> [WHAT IS EXPECTED]: Repeat the full listing below verbatim and keep the images out.

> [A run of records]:
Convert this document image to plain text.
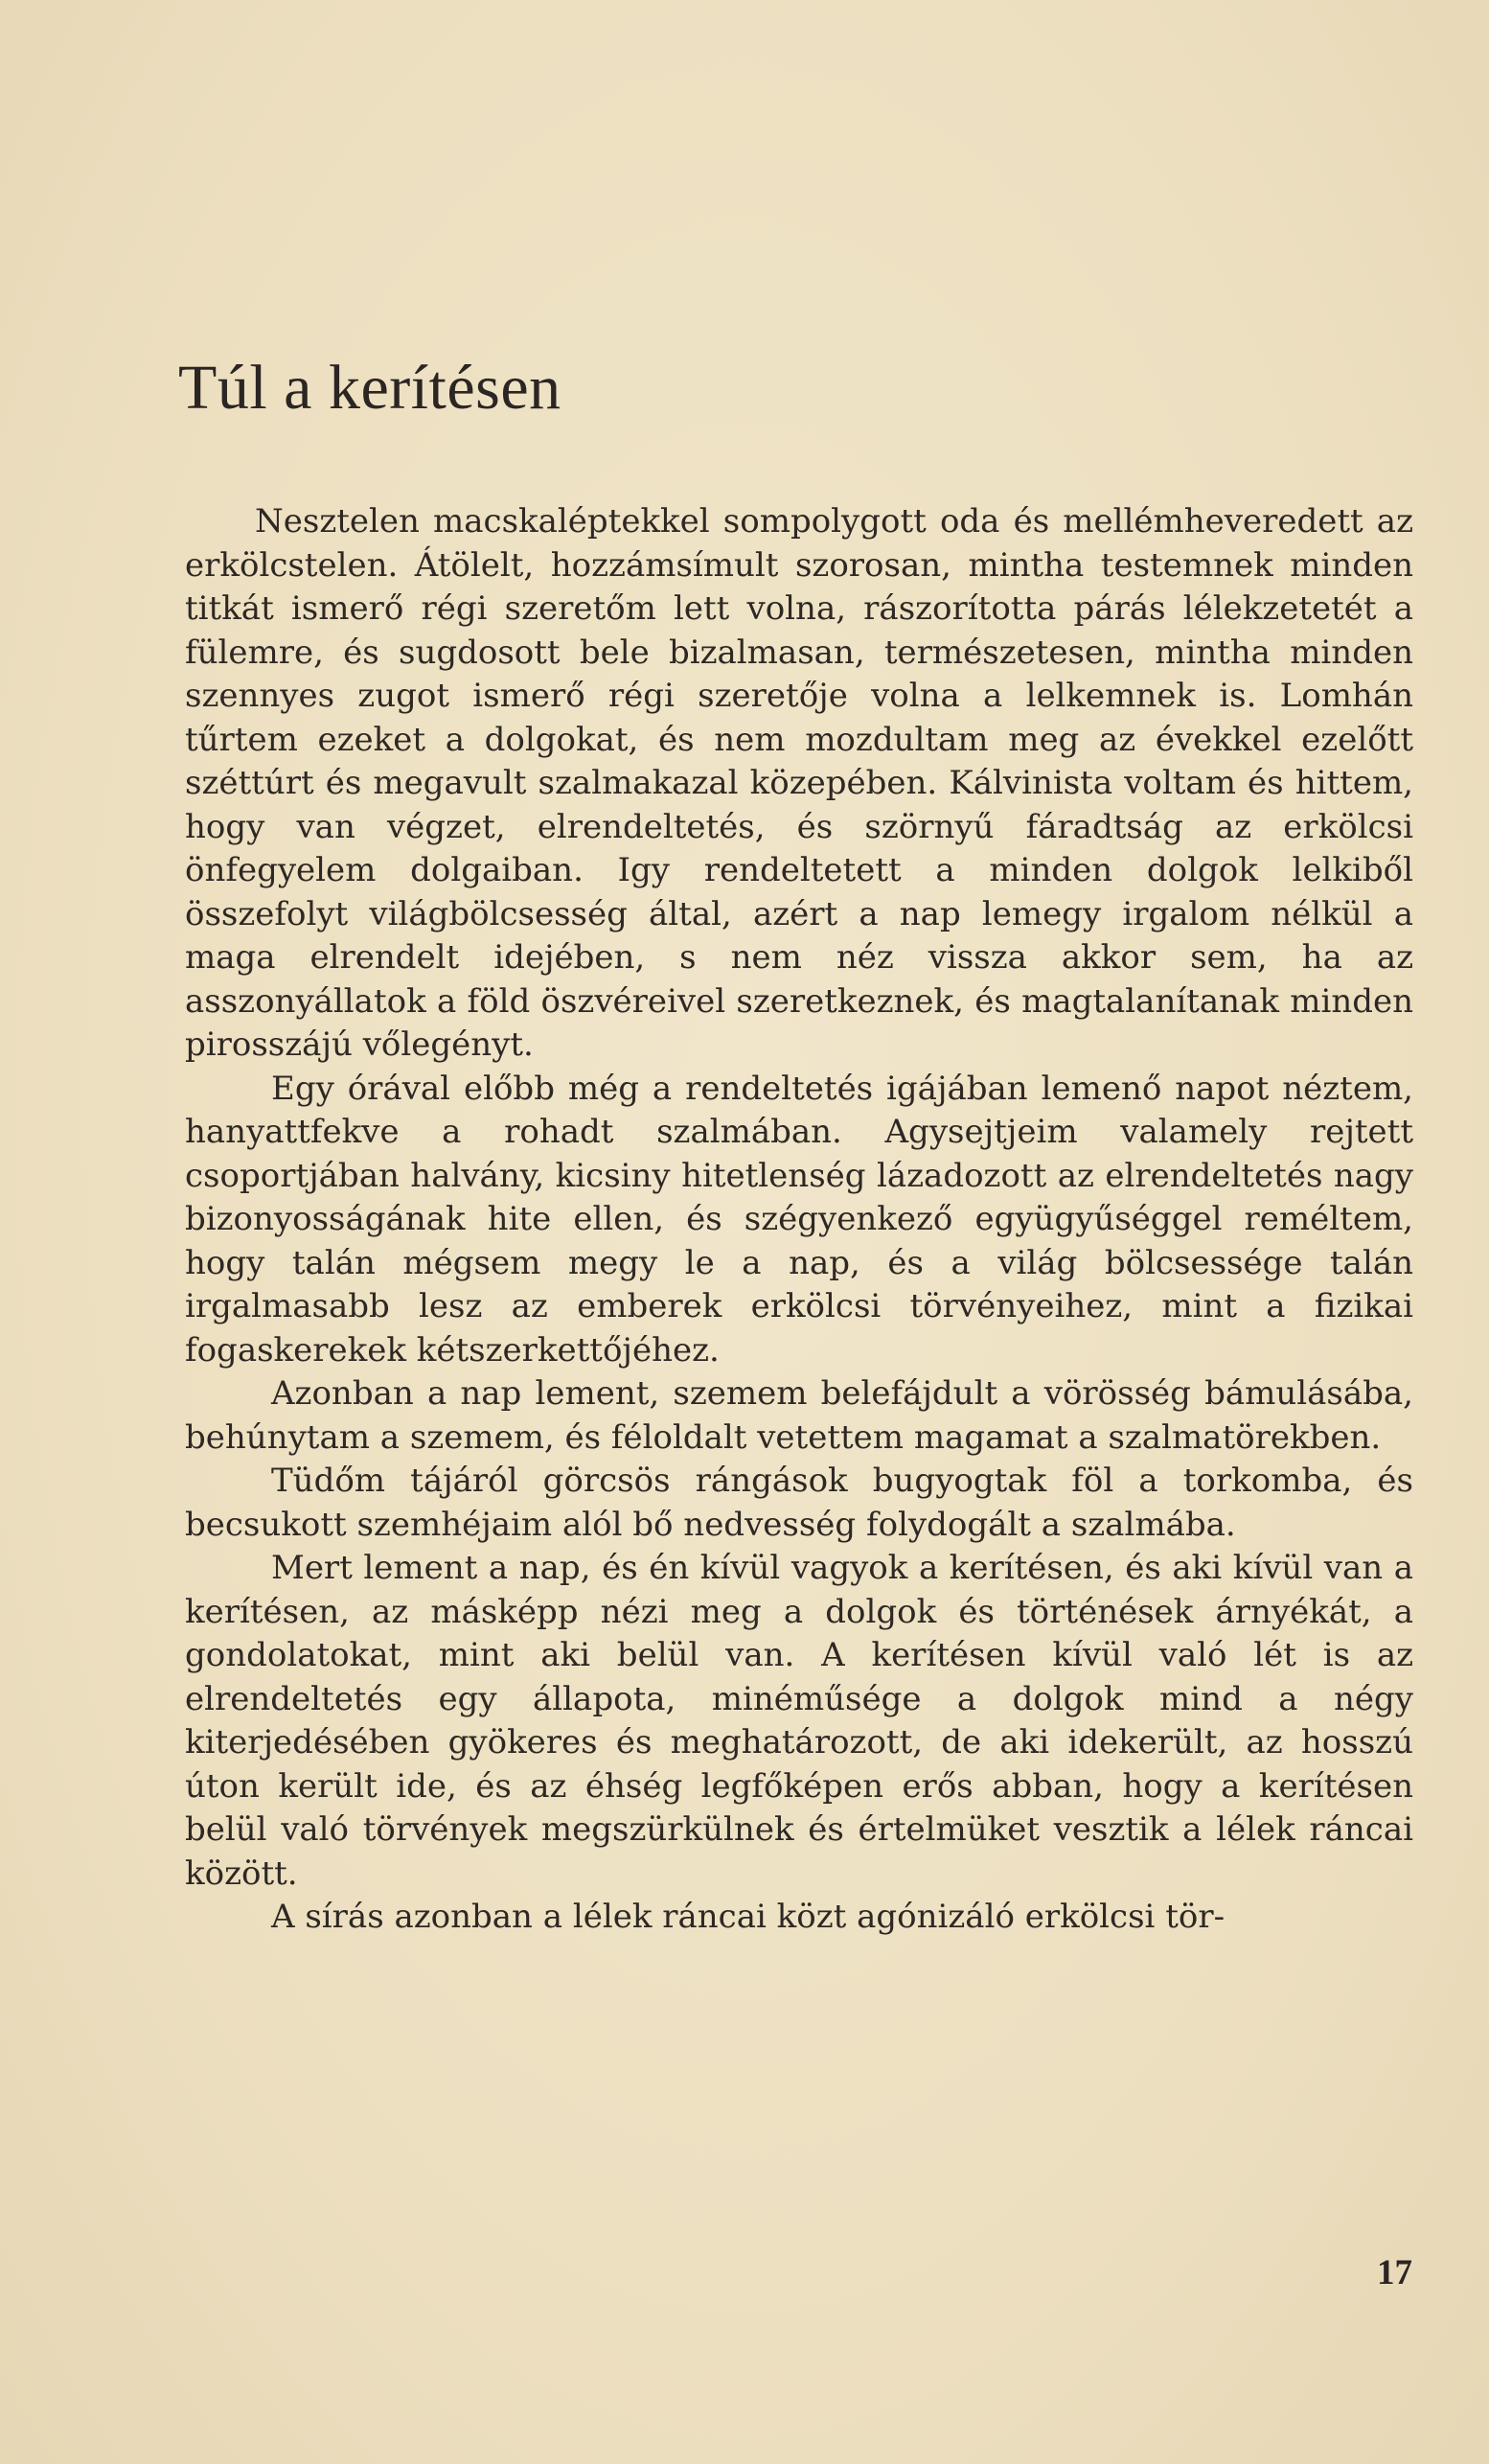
Túl a kerítésen

Nesztelen macskaléptekkel sompolygott oda és mellémheveredett az erkölcstelen. Átölelt, hozzámsímult szorosan, mintha testemnek minden titkát ismerő régi szeretőm lett volna, rászorította párás lélekzetetét a fülemre, és sugdosott bele bizalmasan, természetesen, mintha minden szennyes zugot ismerő régi szeretője volna a lelkemnek is. Lomhán tűrtem ezeket a dolgokat, és nem mozdultam meg az évekkel ezelőtt széttúrt és megavult szalmakazal közepében. Kálvinista voltam és hittem, hogy van végzet, elrendeltetés, és szörnyű fáradtság az erkölcsi önfegyelem dolgaiban. Igy rendeltetett a minden dolgok lelkiből összefolyt világbölcsesség által, azért a nap lemegy irgalom nélkül a maga elrendelt idejében, s nem néz vissza akkor sem, ha az asszonyállatok a föld öszvéreivel szeretkeznek, és magtalanítanak minden pirosszájú vőlegényt.

Egy órával előbb még a rendeltetés igájában lemenő napot néztem, hanyattfekve a rohadt szalmában. Agysejtjeim valamely rejtett csoportjában halvány, kicsiny hitetlenség lázadozott az elrendeltetés nagy bizonyosságának hite ellen, és szégyenkező együgyűséggel reméltem, hogy talán mégsem megy le a nap, és a világ bölcsessége talán irgalmasabb lesz az emberek erkölcsi törvényeihez, mint a fizikai fogaskerekek kétszerkettőjéhez.

Azonban a nap lement, szemem belefájdult a vörösség bámulásába, behúnytam a szemem, és féloldalt vetettem magamat a szalmatörekben.

Tüdőm tájáról görcsös rángások bugyogtak föl a torkomba, és becsukott szemhéjaim alól bő nedvesség folydogált a szalmába.

Mert lement a nap, és én kívül vagyok a kerítésen, és aki kívül van a kerítésen, az másképp nézi meg a dolgok és történések árnyékát, a gondolatokat, mint aki belül van. A kerítésen kívül való lét is az elrendeltetés egy állapota, minéműsége a dolgok mind a négy kiterjedésében gyökeres és meghatározott, de aki idekerült, az hosszú úton került ide, és az éhség legfőképen erős abban, hogy a kerítésen belül való törvények megszürkülnek és értelmüket vesztik a lélek ráncai között.

A sírás azonban a lélek ráncai közt agónizáló erkölcsi tör-

17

> [RESPONSE BELOW]:
Convert this document image to plain text.
Túl a kerítésen

Nesztelen macskaléptekkel sompolygott oda és mellémheveredett az erkölcstelen. Átölelt, hozzámsímult szorosan, mintha testemnek minden titkát ismerő régi szeretőm lett volna, rászorította párás lélekzetetét a fülemre, és sugdosott bele bizalmasan, természetesen, mintha minden szennyes zugot ismerő régi szeretője volna a lelkemnek is. Lomhán tűrtem ezeket a dolgokat, és nem mozdultam meg az évekkel ezelőtt széttúrt és megavult szalmakazal közepében. Kálvinista voltam és hittem, hogy van végzet, elrendeltetés, és szörnyű fáradtság az erkölcsi önfegyelem dolgaiban. Igy rendeltetett a minden dolgok lelkiből összefolyt világbölcsesség által, azért a nap lemegy irgalom nélkül a maga elrendelt idejében, s nem néz vissza akkor sem, ha az asszonyállatok a föld öszvéreivel szeretkeznek, és magtalanítanak minden pirosszájú vőlegényt.

Egy órával előbb még a rendeltetés igájában lemenő napot néztem, hanyattfekve a rohadt szalmában. Agysejtjeim valamely rejtett csoportjában halvány, kicsiny hitetlenség lázadozott az elrendeltetés nagy bizonyosságának hite ellen, és szégyenkező együgyűséggel reméltem, hogy talán mégsem megy le a nap, és a világ bölcsessége talán irgalmasabb lesz az emberek erkölcsi törvényeihez, mint a fizikai fogaskerekek kétszerkettőjéhez.

Azonban a nap lement, szemem belefájdult a vörösség bámulásába, behúnytam a szemem, és féloldalt vetettem magamat a szalmatörekben.

Tüdőm tájáról görcsös rángások bugyogtak föl a torkomba, és becsukott szemhéjaim alól bő nedvesség folydogált a szalmába.

Mert lement a nap, és én kívül vagyok a kerítésen, és aki kívül van a kerítésen, az másképp nézi meg a dolgok és történések árnyékát, a gondolatokat, mint aki belül van. A kerítésen kívül való lét is az elrendeltetés egy állapota, minéműsége a dolgok mind a négy kiterjedésében gyökeres és meghatározott, de aki idekerült, az hosszú úton került ide, és az éhség legfőképen erős abban, hogy a kerítésen belül való törvények megszürkülnek és értelmüket vesztik a lélek ráncai között.

A sírás azonban a lélek ráncai közt agónizáló erkölcsi tör-

17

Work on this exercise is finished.